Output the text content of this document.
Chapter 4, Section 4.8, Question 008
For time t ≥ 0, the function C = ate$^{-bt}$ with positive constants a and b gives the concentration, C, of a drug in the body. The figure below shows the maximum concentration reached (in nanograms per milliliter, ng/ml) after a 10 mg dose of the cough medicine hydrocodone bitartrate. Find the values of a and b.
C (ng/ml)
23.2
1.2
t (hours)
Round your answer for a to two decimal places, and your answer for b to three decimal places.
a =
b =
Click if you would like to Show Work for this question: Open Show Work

========================================================================

To do - Out of the material above, select every line that holds the string "this".

Answer in full -
Output the text content of this document.
Click if you would like to Show Work for this question: Open Show Work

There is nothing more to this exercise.